Stated exercise: Take every line that has the string "yksi" and copy it out.

Dataset records:
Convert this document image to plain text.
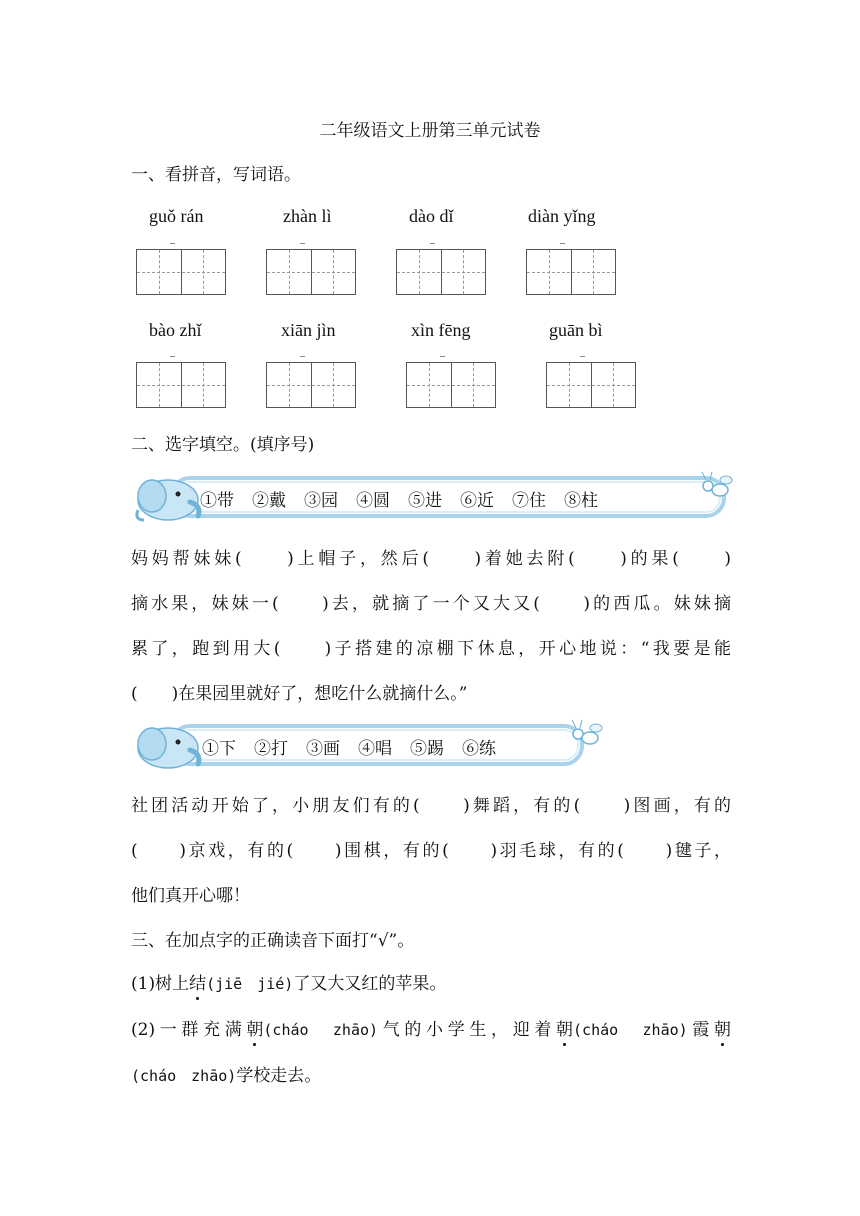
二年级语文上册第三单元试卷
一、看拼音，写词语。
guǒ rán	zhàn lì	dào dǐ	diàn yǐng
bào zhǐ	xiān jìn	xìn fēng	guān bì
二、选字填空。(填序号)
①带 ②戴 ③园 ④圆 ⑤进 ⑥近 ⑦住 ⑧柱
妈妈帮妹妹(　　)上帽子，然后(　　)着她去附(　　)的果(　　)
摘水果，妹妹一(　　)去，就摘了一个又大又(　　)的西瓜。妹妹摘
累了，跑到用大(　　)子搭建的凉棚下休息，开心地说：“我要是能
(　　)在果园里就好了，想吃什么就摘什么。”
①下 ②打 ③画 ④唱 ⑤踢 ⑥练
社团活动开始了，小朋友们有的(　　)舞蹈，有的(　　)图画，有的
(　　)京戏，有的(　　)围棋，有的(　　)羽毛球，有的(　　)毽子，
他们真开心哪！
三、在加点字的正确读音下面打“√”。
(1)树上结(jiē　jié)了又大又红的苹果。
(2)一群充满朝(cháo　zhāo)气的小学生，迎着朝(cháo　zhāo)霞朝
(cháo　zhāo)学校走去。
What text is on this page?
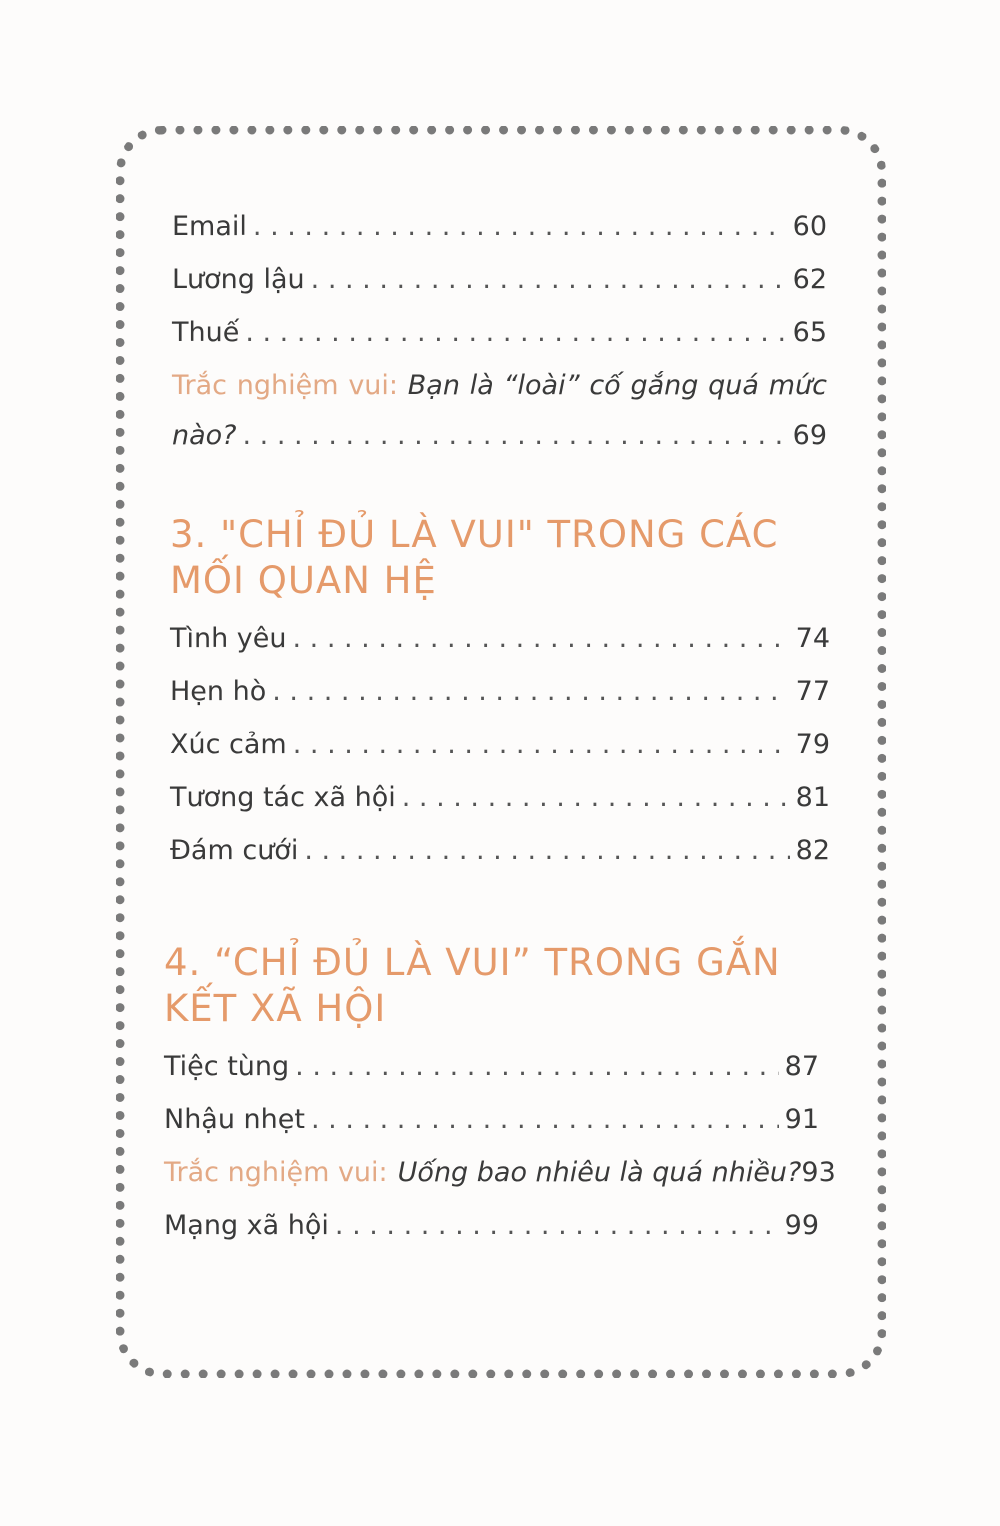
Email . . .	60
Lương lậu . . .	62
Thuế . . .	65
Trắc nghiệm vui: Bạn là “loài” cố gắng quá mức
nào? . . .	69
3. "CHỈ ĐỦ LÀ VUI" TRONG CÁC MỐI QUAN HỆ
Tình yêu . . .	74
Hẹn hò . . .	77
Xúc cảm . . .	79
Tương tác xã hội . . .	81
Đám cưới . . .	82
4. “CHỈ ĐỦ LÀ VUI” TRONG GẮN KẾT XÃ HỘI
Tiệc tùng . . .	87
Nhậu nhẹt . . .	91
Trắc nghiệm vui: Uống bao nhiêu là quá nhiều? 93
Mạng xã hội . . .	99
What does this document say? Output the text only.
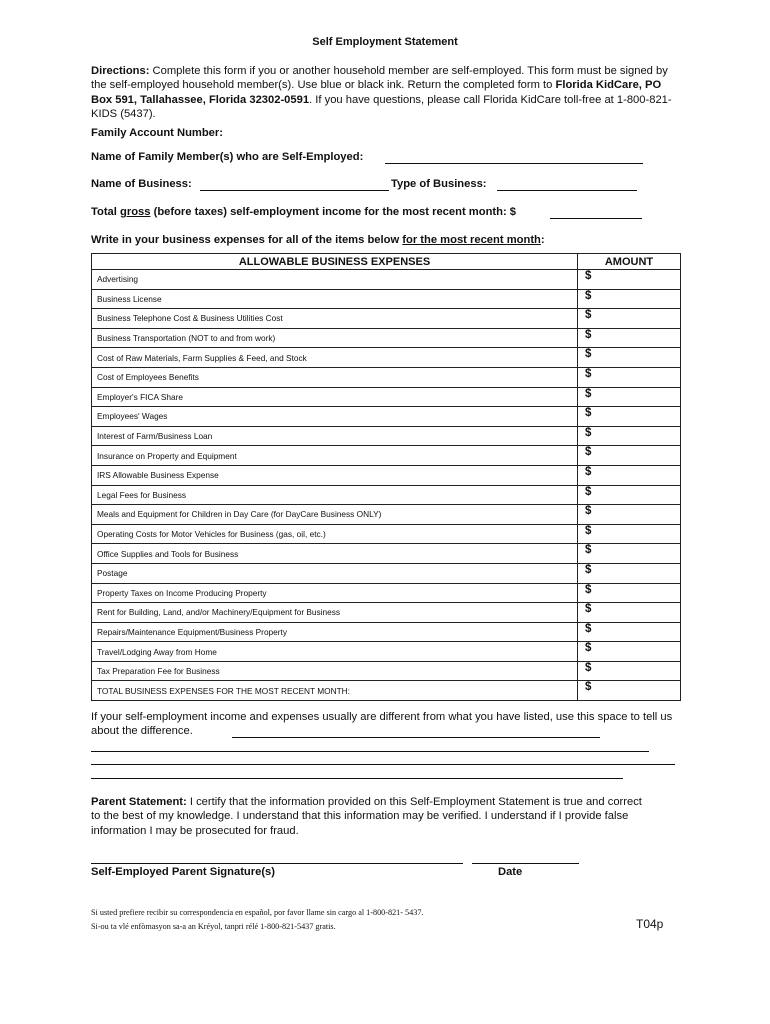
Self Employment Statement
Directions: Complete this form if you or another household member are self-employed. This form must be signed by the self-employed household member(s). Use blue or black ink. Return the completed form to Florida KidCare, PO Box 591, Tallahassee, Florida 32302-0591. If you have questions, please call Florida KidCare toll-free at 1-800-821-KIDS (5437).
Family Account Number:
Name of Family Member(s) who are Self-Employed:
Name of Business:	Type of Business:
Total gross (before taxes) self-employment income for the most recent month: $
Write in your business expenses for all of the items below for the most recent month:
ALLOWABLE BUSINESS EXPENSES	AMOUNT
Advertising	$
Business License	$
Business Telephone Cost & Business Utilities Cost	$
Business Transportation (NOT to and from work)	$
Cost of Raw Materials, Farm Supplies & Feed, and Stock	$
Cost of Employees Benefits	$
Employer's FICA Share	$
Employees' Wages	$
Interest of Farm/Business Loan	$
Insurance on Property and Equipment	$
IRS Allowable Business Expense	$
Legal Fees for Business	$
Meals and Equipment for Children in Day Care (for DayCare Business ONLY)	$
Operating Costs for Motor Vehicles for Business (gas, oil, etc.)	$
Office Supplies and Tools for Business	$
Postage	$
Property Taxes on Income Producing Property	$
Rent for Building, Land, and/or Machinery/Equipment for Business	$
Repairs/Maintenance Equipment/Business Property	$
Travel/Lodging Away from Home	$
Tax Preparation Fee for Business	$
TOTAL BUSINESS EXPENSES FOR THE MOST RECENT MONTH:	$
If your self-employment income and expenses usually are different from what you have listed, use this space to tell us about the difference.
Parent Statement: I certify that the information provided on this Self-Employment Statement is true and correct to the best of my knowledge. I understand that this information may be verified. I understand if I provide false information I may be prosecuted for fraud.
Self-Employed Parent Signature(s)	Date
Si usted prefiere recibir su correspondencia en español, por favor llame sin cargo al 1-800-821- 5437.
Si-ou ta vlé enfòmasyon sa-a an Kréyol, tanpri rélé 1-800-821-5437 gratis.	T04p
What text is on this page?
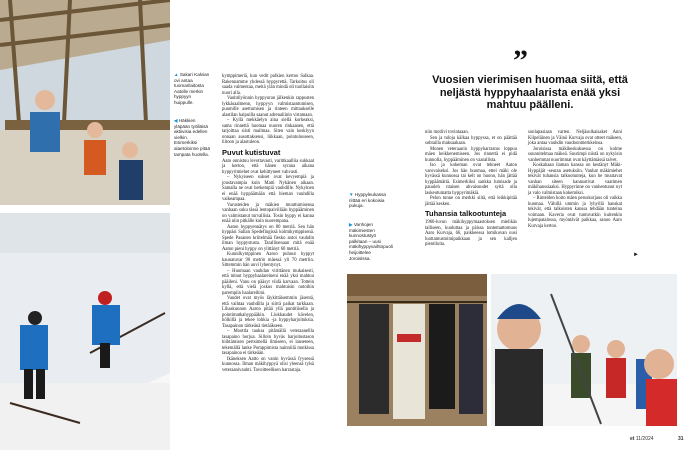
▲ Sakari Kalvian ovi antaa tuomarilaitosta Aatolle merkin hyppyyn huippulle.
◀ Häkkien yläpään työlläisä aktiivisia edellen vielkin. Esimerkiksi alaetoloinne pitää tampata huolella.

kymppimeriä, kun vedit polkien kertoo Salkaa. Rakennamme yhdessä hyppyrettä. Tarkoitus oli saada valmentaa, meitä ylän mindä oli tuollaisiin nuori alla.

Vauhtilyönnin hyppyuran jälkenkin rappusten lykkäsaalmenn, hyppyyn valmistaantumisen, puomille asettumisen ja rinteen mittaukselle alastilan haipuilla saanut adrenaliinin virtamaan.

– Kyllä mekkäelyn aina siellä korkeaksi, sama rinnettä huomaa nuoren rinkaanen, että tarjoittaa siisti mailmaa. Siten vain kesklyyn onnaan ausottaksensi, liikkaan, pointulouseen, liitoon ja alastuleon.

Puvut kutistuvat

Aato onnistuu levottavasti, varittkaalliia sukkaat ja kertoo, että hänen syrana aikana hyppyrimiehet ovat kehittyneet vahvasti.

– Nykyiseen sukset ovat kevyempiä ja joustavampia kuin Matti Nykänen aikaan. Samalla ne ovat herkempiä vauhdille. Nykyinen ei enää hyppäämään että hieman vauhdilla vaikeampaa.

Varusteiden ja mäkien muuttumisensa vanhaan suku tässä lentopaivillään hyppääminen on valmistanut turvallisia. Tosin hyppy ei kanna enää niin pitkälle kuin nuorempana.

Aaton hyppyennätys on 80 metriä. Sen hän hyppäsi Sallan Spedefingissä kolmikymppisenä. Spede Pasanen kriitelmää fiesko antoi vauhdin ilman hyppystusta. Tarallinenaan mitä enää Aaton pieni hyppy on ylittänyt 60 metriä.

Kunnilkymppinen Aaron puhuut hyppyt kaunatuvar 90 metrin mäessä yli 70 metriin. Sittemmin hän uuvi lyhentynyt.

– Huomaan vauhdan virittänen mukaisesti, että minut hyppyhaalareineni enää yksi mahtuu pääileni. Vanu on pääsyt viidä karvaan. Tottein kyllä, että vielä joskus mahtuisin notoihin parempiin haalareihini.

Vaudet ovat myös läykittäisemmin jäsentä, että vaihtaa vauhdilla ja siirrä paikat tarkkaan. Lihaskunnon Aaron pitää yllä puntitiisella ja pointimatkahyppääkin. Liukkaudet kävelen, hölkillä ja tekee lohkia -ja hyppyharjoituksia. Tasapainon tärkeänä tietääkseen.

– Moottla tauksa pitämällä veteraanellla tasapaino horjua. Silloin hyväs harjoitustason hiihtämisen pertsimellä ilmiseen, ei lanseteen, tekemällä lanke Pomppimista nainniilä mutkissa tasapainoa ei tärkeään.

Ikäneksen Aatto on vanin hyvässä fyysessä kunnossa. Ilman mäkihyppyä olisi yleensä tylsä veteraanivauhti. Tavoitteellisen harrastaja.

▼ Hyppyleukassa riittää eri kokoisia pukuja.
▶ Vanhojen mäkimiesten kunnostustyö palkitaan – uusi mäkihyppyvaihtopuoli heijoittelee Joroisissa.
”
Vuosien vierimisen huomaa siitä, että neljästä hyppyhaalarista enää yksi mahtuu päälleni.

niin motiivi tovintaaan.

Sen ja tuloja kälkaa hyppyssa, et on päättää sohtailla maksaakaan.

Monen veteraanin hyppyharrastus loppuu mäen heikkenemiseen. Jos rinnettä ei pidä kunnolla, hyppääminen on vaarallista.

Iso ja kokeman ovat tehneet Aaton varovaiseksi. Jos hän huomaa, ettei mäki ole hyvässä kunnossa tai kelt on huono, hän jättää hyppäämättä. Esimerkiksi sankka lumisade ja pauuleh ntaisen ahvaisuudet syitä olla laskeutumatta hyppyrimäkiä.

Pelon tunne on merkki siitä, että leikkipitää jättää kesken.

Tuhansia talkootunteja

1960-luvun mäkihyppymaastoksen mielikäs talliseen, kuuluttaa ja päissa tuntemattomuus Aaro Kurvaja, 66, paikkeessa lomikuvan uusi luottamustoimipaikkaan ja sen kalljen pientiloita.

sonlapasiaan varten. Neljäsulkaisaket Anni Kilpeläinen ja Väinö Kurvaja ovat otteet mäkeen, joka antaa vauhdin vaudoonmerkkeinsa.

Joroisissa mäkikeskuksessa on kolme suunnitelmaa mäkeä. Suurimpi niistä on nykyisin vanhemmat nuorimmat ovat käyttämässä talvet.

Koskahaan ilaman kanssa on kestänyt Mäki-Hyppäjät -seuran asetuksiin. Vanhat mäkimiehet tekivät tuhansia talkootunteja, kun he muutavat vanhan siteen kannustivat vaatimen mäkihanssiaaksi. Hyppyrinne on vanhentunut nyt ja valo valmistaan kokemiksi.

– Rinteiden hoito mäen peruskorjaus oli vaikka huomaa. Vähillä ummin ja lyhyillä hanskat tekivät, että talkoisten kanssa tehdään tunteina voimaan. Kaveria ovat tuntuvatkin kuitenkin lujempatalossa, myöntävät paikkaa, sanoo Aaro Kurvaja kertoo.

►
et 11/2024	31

The result:
– Huomaan vauhdan virittänen mukaisesti, että minut hyppyhaalareineni enää yksi mahtuu pääileni. Vanu on pääsyt viidä karvaan. Tottein kyllä, että vielä joskus mahtuisin notoihin parempiin haalareihini.
Vuosien vierimisen huomaa siitä, että neljästä hyppyhaalarista enää yksi mahtuu päälleni.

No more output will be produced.